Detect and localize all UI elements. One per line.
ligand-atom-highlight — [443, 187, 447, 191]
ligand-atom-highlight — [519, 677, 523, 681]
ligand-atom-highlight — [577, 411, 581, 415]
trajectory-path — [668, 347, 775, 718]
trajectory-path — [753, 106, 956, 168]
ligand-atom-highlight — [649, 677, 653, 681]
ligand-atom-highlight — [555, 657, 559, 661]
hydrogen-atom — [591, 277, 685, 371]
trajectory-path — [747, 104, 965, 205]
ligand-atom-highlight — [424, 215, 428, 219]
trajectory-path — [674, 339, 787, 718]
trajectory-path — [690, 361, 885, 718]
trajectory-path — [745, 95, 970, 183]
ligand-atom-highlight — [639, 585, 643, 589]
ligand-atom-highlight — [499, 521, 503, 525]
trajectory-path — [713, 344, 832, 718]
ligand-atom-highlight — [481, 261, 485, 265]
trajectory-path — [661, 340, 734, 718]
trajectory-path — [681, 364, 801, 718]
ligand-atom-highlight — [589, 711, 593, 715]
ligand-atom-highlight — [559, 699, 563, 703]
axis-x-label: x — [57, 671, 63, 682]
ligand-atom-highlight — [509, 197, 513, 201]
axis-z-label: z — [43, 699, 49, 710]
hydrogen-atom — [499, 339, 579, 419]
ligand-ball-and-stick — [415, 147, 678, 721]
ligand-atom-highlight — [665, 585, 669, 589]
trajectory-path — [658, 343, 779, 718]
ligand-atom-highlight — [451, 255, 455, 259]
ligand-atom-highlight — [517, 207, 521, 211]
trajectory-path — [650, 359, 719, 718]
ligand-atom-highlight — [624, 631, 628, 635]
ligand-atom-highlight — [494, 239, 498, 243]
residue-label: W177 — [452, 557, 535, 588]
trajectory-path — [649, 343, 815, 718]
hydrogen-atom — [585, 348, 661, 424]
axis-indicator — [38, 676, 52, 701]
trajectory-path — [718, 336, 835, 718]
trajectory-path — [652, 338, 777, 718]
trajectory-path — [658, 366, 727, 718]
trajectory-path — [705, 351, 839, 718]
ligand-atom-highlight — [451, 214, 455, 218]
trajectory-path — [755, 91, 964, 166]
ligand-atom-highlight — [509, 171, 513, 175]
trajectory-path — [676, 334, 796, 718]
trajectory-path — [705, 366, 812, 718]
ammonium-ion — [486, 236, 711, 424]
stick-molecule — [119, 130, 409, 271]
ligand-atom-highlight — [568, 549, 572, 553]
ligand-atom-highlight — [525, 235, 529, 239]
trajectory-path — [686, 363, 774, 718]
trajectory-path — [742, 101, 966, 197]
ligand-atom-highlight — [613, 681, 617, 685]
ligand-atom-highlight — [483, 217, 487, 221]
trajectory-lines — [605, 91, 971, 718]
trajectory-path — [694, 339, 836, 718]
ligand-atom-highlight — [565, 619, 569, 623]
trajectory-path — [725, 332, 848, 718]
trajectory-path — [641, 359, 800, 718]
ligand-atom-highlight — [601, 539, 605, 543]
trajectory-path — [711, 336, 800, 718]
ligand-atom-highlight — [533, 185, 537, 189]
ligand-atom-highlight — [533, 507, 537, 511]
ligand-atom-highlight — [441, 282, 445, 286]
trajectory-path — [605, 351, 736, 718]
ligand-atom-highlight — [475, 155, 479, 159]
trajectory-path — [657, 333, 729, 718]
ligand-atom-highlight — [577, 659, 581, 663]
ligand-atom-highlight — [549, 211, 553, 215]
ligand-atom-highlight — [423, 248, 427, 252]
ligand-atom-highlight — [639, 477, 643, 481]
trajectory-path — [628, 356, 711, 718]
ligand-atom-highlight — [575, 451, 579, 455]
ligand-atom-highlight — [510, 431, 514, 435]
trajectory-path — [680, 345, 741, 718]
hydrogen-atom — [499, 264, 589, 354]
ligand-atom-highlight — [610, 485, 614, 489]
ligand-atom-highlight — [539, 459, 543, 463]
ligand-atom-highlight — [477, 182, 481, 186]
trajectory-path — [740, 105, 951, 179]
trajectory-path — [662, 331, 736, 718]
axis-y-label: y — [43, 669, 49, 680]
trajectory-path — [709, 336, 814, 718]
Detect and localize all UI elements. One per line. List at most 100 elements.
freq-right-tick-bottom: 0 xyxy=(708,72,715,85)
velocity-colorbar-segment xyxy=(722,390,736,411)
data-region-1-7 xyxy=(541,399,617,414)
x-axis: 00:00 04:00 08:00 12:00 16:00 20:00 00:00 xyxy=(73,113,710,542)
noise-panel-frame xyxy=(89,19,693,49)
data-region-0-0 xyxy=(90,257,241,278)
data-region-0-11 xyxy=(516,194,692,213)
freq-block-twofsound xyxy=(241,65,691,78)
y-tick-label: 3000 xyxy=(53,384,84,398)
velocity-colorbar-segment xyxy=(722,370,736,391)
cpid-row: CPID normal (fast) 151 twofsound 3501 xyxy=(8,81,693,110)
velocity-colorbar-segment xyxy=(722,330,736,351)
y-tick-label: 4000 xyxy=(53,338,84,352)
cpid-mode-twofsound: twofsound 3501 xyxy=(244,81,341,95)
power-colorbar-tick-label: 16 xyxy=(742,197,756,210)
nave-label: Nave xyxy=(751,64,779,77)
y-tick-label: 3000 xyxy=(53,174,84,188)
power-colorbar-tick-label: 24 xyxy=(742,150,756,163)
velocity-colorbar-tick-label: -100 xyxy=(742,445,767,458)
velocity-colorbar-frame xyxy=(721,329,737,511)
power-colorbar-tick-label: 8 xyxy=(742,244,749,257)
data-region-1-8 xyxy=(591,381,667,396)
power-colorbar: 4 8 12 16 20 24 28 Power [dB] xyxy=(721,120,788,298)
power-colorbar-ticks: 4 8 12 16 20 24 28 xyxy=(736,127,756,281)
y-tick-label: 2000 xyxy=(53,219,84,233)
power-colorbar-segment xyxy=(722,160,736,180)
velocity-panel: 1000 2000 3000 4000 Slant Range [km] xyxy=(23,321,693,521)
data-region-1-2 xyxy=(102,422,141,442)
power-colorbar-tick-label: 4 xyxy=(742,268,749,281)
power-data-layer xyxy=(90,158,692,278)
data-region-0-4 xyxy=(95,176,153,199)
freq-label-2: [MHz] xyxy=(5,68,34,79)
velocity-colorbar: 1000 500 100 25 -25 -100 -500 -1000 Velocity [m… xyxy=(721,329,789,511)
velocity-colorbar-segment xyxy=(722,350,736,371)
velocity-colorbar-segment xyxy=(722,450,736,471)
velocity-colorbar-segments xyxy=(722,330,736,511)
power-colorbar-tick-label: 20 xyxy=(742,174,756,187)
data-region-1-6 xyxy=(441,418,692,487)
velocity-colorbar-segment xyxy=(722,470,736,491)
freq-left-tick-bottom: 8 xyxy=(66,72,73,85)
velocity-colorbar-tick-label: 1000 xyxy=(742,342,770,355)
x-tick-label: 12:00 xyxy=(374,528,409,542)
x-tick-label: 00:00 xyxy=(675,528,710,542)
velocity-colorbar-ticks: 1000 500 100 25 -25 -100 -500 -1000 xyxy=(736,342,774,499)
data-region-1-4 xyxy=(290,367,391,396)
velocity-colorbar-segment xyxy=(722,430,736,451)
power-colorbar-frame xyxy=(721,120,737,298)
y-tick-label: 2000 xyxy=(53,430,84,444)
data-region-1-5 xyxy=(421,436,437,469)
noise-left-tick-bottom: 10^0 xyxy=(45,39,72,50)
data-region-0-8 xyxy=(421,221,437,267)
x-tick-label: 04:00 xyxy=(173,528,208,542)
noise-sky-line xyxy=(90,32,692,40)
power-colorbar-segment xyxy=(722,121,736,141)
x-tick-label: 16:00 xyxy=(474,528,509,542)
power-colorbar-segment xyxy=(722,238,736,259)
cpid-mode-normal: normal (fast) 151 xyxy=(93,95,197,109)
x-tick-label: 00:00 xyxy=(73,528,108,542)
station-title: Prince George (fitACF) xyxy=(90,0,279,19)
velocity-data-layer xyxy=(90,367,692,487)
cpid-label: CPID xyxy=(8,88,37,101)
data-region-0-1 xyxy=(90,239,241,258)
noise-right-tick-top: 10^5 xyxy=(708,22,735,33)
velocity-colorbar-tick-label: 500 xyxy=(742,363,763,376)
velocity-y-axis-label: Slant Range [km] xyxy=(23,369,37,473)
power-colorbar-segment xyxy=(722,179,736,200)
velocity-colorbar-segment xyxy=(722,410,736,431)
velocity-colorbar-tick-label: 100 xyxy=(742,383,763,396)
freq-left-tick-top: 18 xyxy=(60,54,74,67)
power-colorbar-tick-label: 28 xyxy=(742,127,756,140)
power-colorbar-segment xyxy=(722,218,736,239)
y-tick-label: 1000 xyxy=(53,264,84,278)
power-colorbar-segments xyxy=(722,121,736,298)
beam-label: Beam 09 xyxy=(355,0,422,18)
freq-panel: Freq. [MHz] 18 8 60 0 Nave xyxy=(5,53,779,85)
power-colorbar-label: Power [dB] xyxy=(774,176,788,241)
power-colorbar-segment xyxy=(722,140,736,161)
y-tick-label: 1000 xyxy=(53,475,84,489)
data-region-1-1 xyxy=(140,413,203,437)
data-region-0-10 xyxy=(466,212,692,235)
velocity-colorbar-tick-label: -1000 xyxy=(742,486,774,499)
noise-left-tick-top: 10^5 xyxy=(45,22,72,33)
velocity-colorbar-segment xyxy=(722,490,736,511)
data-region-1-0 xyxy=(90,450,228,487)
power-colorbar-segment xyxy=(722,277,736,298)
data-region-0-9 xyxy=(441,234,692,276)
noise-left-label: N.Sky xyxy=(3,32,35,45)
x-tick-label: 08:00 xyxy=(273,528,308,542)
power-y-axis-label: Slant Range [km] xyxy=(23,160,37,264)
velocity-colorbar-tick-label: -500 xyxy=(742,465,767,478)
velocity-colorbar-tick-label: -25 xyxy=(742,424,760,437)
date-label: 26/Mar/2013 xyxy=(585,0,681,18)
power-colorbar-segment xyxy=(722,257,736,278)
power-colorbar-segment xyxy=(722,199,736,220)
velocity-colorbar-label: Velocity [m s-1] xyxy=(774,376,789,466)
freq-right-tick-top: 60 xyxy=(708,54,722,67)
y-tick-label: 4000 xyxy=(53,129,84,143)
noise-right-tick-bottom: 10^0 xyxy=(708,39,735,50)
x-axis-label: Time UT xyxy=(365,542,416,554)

Directions for this task: Count the lines in the entries above that contain the string "Range" with case counting, and reply with only that number.

Solution: 3